=== SHORT PROBLEM ===
Reproduce all the lines exactly as they stand, apart from the pictures.

--- ITEMS ---

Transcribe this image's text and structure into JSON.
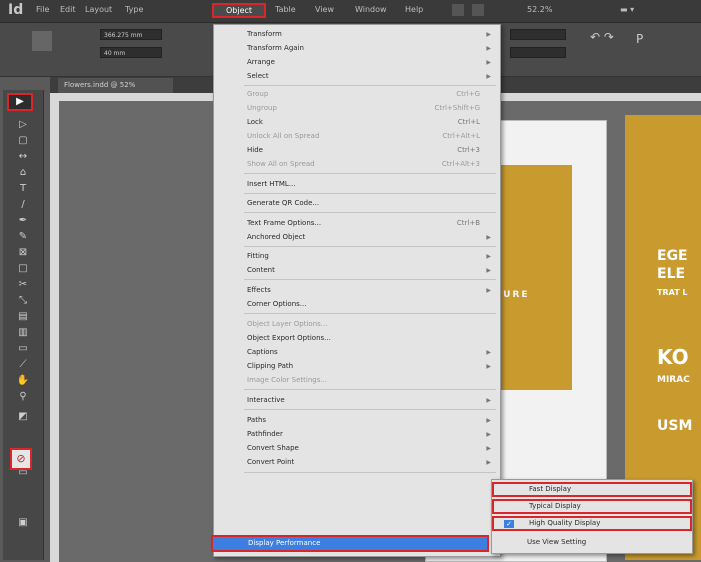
{
  "app": {
    "logo": "Id"
  },
  "menubar": {
    "items": [
      "File",
      "Edit",
      "Layout",
      "Type",
      "Object",
      "Table",
      "View",
      "Window",
      "Help"
    ],
    "zoom": "52.2%"
  },
  "control_panel": {
    "x": "366.275 mm",
    "y": "40 mm"
  },
  "document_tab": {
    "label": "Flowers.indd @ 52%"
  },
  "object_menu": {
    "items": [
      {
        "label": "Transform",
        "submenu": true
      },
      {
        "label": "Transform Again",
        "submenu": true
      },
      {
        "label": "Arrange",
        "submenu": true
      },
      {
        "label": "Select",
        "submenu": true
      },
      {
        "label": "Group",
        "shortcut": "Ctrl+G",
        "disabled": true
      },
      {
        "label": "Ungroup",
        "shortcut": "Ctrl+Shift+G",
        "disabled": true
      },
      {
        "label": "Lock",
        "shortcut": "Ctrl+L"
      },
      {
        "label": "Unlock All on Spread",
        "shortcut": "Ctrl+Alt+L",
        "disabled": true
      },
      {
        "label": "Hide",
        "shortcut": "Ctrl+3"
      },
      {
        "label": "Show All on Spread",
        "shortcut": "Ctrl+Alt+3",
        "disabled": true
      },
      {
        "label": "Insert HTML..."
      },
      {
        "label": "Generate QR Code..."
      },
      {
        "label": "Text Frame Options...",
        "shortcut": "Ctrl+B"
      },
      {
        "label": "Anchored Object",
        "submenu": true
      },
      {
        "label": "Fitting",
        "submenu": true
      },
      {
        "label": "Content",
        "submenu": true
      },
      {
        "label": "Effects",
        "submenu": true
      },
      {
        "label": "Corner Options..."
      },
      {
        "label": "Object Layer Options...",
        "disabled": true
      },
      {
        "label": "Object Export Options..."
      },
      {
        "label": "Captions",
        "submenu": true
      },
      {
        "label": "Clipping Path",
        "submenu": true
      },
      {
        "label": "Image Color Settings...",
        "disabled": true
      },
      {
        "label": "Interactive",
        "submenu": true
      },
      {
        "label": "Paths",
        "submenu": true
      },
      {
        "label": "Pathfinder",
        "submenu": true
      },
      {
        "label": "Convert Shape",
        "submenu": true
      },
      {
        "label": "Convert Point",
        "submenu": true
      }
    ],
    "highlighted": "Display Performance"
  },
  "submenu": {
    "items": [
      "Fast Display",
      "Typical Display",
      "High Quality Display",
      "Use View Setting"
    ],
    "checked": "High Quality Display"
  },
  "canvas": {
    "left_page_text": "TURE",
    "right_page_lines": [
      "EGE",
      "ELE",
      "TRAT L",
      "KO",
      "MIRAC",
      "USM"
    ]
  },
  "colors": {
    "highlight_border": "#d9262b",
    "menu_highlight": "#3d7fe0",
    "gold": "#c99a2e"
  }
}
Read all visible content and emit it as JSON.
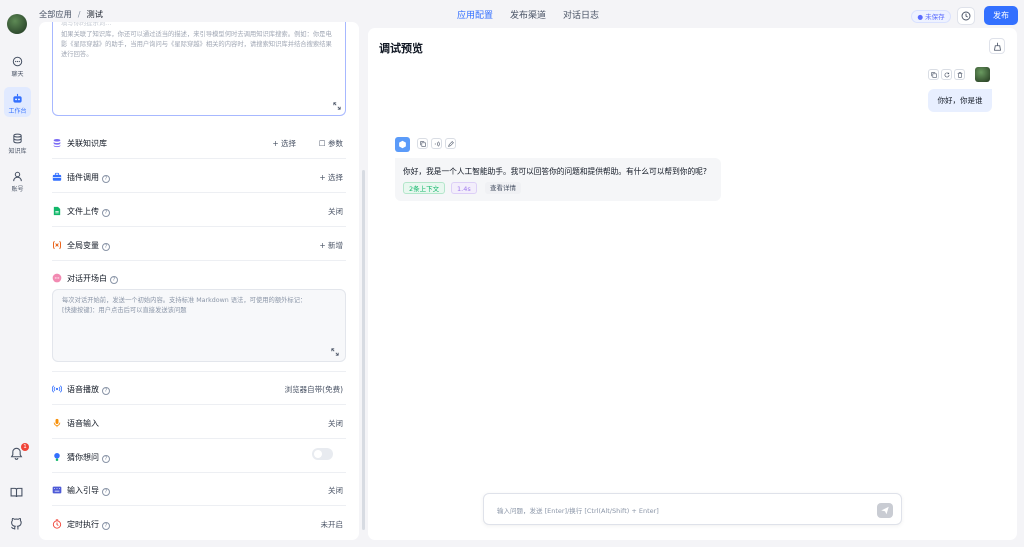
{
  "breadcrumb": {
    "root": "全部应用",
    "sep": "/",
    "current": "测试"
  },
  "tabs": [
    {
      "label": "应用配置",
      "active": true
    },
    {
      "label": "发布渠道",
      "active": false
    },
    {
      "label": "对话日志",
      "active": false
    }
  ],
  "status": {
    "unsaved": "● 未保存"
  },
  "header": {
    "publish": "发布"
  },
  "nav": {
    "items": [
      {
        "label": "聊天"
      },
      {
        "label": "工作台",
        "active": true
      },
      {
        "label": "知识库"
      },
      {
        "label": "账号"
      }
    ],
    "notification_count": "1"
  },
  "prompt": {
    "cut_text": "填写你的提示词…",
    "text": "如果关联了知识库，你还可以通过适当的描述，来引导模型何时去调用知识库搜索。例如：你是电影《星际穿越》的助手，当用户询问与《星际穿越》相关的内容时，请搜索知识库并结合搜索结果进行回答。"
  },
  "config": {
    "knowledge": {
      "title": "关联知识库",
      "select": "+ 选择",
      "params": "☐ 参数"
    },
    "plugin": {
      "title": "插件调用",
      "value": "+ 选择"
    },
    "file_upload": {
      "title": "文件上传",
      "value": "关闭"
    },
    "global_vars": {
      "title": "全局变量",
      "value": "+ 新增"
    },
    "welcome": {
      "title": "对话开场白",
      "placeholder_1": "每次对话开始前，发送一个初始内容。支持标准 Markdown 语法，可使用的额外标记：",
      "placeholder_2": "[快捷按键]：用户点击后可以直接发送该问题"
    },
    "tts": {
      "title": "语音播放",
      "value": "浏览器自带(免费)"
    },
    "voice_input": {
      "title": "语音输入",
      "value": "关闭"
    },
    "guess": {
      "title": "猜你想问",
      "enabled": false
    },
    "input_guide": {
      "title": "输入引导",
      "value": "关闭"
    },
    "scheduled": {
      "title": "定时执行",
      "value": "未开启"
    }
  },
  "preview": {
    "title": "调试预览",
    "user_message": "你好，你是谁",
    "bot_message": "你好，我是一个人工智能助手。我可以回答你的问题和提供帮助。有什么可以帮到你的呢?",
    "tags": {
      "context": "2条上下文",
      "time": "1.4s",
      "detail": "查看详情"
    },
    "input_placeholder": "输入问题，发送 [Enter]/换行 [Ctrl(Alt/Shift) + Enter]"
  },
  "colors": {
    "accent": "#3370ff",
    "unsaved": "#5a6bff",
    "context_tag": "#12b76a",
    "time_tag": "#9e77ed"
  }
}
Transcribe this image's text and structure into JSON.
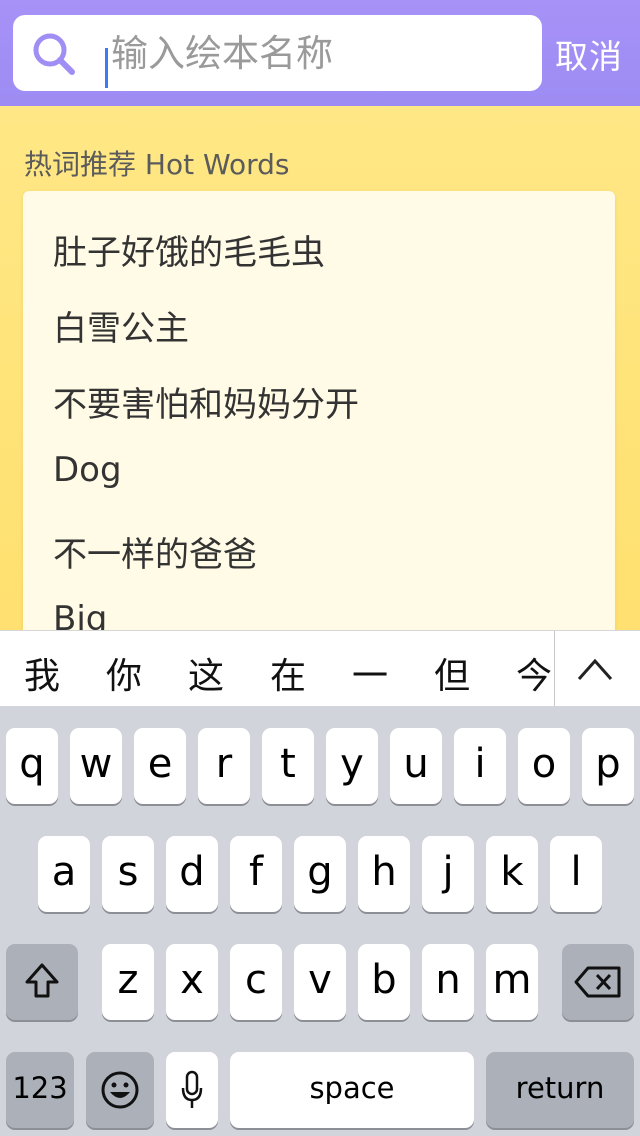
{
  "search": {
    "placeholder": "输入绘本名称",
    "value": "",
    "cancel_label": "取消",
    "icon": "search-icon"
  },
  "hot_words": {
    "title": "热词推荐 Hot Words",
    "items": [
      "肚子好饿的毛毛虫",
      "白雪公主",
      "不要害怕和妈妈分开",
      "Dog",
      "不一样的爸爸",
      "Big"
    ]
  },
  "keyboard": {
    "candidates": [
      "我",
      "你",
      "这",
      "在",
      "一",
      "但",
      "今"
    ],
    "collapse_icon": "chevron-up-icon",
    "row1": [
      "q",
      "w",
      "e",
      "r",
      "t",
      "y",
      "u",
      "i",
      "o",
      "p"
    ],
    "row2": [
      "a",
      "s",
      "d",
      "f",
      "g",
      "h",
      "j",
      "k",
      "l"
    ],
    "row3": [
      "z",
      "x",
      "c",
      "v",
      "b",
      "n",
      "m"
    ],
    "shift_icon": "shift-icon",
    "delete_icon": "backspace-icon",
    "numbers_label": "123",
    "emoji_icon": "emoji-icon",
    "mic_icon": "microphone-icon",
    "space_label": "space",
    "return_label": "return"
  },
  "colors": {
    "header": "#a08ef5",
    "background": "#ffe27a",
    "card": "#fffbe6",
    "keyboard": "#d1d4db",
    "accent_caret": "#3b7bf7"
  }
}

---

=== TASK RESULT ===
Transcribe this image's text and structure into JSON.
{
  "app": {
    "logo": "Id"
  },
  "menubar": {
    "items": [
      "File",
      "Edit",
      "Layout",
      "Type",
      "Object",
      "Table",
      "View",
      "Window",
      "Help"
    ],
    "zoom": "52.2%"
  },
  "control_panel": {
    "x": "366.275 mm",
    "y": "40 mm"
  },
  "document_tab": {
    "label": "Flowers.indd @ 52%"
  },
  "object_menu": {
    "items": [
      {
        "label": "Transform",
        "submenu": true
      },
      {
        "label": "Transform Again",
        "submenu": true
      },
      {
        "label": "Arrange",
        "submenu": true
      },
      {
        "label": "Select",
        "submenu": true
      },
      {
        "label": "Group",
        "shortcut": "Ctrl+G",
        "disabled": true
      },
      {
        "label": "Ungroup",
        "shortcut": "Ctrl+Shift+G",
        "disabled": true
      },
      {
        "label": "Lock",
        "shortcut": "Ctrl+L"
      },
      {
        "label": "Unlock All on Spread",
        "shortcut": "Ctrl+Alt+L",
        "disabled": true
      },
      {
        "label": "Hide",
        "shortcut": "Ctrl+3"
      },
      {
        "label": "Show All on Spread",
        "shortcut": "Ctrl+Alt+3",
        "disabled": true
      },
      {
        "label": "Insert HTML..."
      },
      {
        "label": "Generate QR Code..."
      },
      {
        "label": "Text Frame Options...",
        "shortcut": "Ctrl+B"
      },
      {
        "label": "Anchored Object",
        "submenu": true
      },
      {
        "label": "Fitting",
        "submenu": true
      },
      {
        "label": "Content",
        "submenu": true
      },
      {
        "label": "Effects",
        "submenu": true
      },
      {
        "label": "Corner Options..."
      },
      {
        "label": "Object Layer Options...",
        "disabled": true
      },
      {
        "label": "Object Export Options..."
      },
      {
        "label": "Captions",
        "submenu": true
      },
      {
        "label": "Clipping Path",
        "submenu": true
      },
      {
        "label": "Image Color Settings...",
        "disabled": true
      },
      {
        "label": "Interactive",
        "submenu": true
      },
      {
        "label": "Paths",
        "submenu": true
      },
      {
        "label": "Pathfinder",
        "submenu": true
      },
      {
        "label": "Convert Shape",
        "submenu": true
      },
      {
        "label": "Convert Point",
        "submenu": true
      }
    ],
    "highlighted": "Display Performance"
  },
  "submenu": {
    "items": [
      "Fast Display",
      "Typical Display",
      "High Quality Display",
      "Use View Setting"
    ],
    "checked": "High Quality Display"
  },
  "canvas": {
    "left_page_text": "TURE",
    "right_page_lines": [
      "EGE",
      "ELE",
      "TRAT L",
      "KO",
      "MIRAC",
      "USM"
    ]
  },
  "colors": {
    "highlight_border": "#d9262b",
    "menu_highlight": "#3d7fe0",
    "gold": "#c99a2e"
  }
}
Read all visible content and emit it as JSON.
{
  "breadcrumb": {
    "root": "全部应用",
    "sep": "/",
    "current": "测试"
  },
  "tabs": [
    {
      "label": "应用配置",
      "active": true
    },
    {
      "label": "发布渠道",
      "active": false
    },
    {
      "label": "对话日志",
      "active": false
    }
  ],
  "status": {
    "unsaved": "● 未保存"
  },
  "header": {
    "publish": "发布"
  },
  "nav": {
    "items": [
      {
        "label": "聊天"
      },
      {
        "label": "工作台",
        "active": true
      },
      {
        "label": "知识库"
      },
      {
        "label": "账号"
      }
    ],
    "notification_count": "1"
  },
  "prompt": {
    "cut_text": "填写你的提示词…",
    "text": "如果关联了知识库，你还可以通过适当的描述，来引导模型何时去调用知识库搜索。例如：你是电影《星际穿越》的助手，当用户询问与《星际穿越》相关的内容时，请搜索知识库并结合搜索结果进行回答。"
  },
  "config": {
    "knowledge": {
      "title": "关联知识库",
      "select": "+ 选择",
      "params": "☐ 参数"
    },
    "plugin": {
      "title": "插件调用",
      "value": "+ 选择"
    },
    "file_upload": {
      "title": "文件上传",
      "value": "关闭"
    },
    "global_vars": {
      "title": "全局变量",
      "value": "+ 新增"
    },
    "welcome": {
      "title": "对话开场白",
      "placeholder_1": "每次对话开始前，发送一个初始内容。支持标准 Markdown 语法，可使用的额外标记：",
      "placeholder_2": "[快捷按键]：用户点击后可以直接发送该问题"
    },
    "tts": {
      "title": "语音播放",
      "value": "浏览器自带(免费)"
    },
    "voice_input": {
      "title": "语音输入",
      "value": "关闭"
    },
    "guess": {
      "title": "猜你想问",
      "enabled": false
    },
    "input_guide": {
      "title": "输入引导",
      "value": "关闭"
    },
    "scheduled": {
      "title": "定时执行",
      "value": "未开启"
    }
  },
  "preview": {
    "title": "调试预览",
    "user_message": "你好，你是谁",
    "bot_message": "你好，我是一个人工智能助手。我可以回答你的问题和提供帮助。有什么可以帮到你的呢?",
    "tags": {
      "context": "2条上下文",
      "time": "1.4s",
      "detail": "查看详情"
    },
    "input_placeholder": "输入问题，发送 [Enter]/换行 [Ctrl(Alt/Shift) + Enter]"
  },
  "colors": {
    "accent": "#3370ff",
    "unsaved": "#5a6bff",
    "context_tag": "#12b76a",
    "time_tag": "#9e77ed"
  }
}
Transcribe this image's text and structure into JSON.
{
  "search": {
    "placeholder": "输入绘本名称",
    "value": "",
    "cancel_label": "取消",
    "icon": "search-icon"
  },
  "hot_words": {
    "title": "热词推荐 Hot Words",
    "items": [
      "肚子好饿的毛毛虫",
      "白雪公主",
      "不要害怕和妈妈分开",
      "Dog",
      "不一样的爸爸",
      "Big"
    ]
  },
  "keyboard": {
    "candidates": [
      "我",
      "你",
      "这",
      "在",
      "一",
      "但",
      "今"
    ],
    "collapse_icon": "chevron-up-icon",
    "row1": [
      "q",
      "w",
      "e",
      "r",
      "t",
      "y",
      "u",
      "i",
      "o",
      "p"
    ],
    "row2": [
      "a",
      "s",
      "d",
      "f",
      "g",
      "h",
      "j",
      "k",
      "l"
    ],
    "row3": [
      "z",
      "x",
      "c",
      "v",
      "b",
      "n",
      "m"
    ],
    "shift_icon": "shift-icon",
    "delete_icon": "backspace-icon",
    "numbers_label": "123",
    "emoji_icon": "emoji-icon",
    "mic_icon": "microphone-icon",
    "space_label": "space",
    "return_label": "return"
  },
  "colors": {
    "header": "#a08ef5",
    "background": "#ffe27a",
    "card": "#fffbe6",
    "keyboard": "#d1d4db",
    "accent_caret": "#3b7bf7"
  }
}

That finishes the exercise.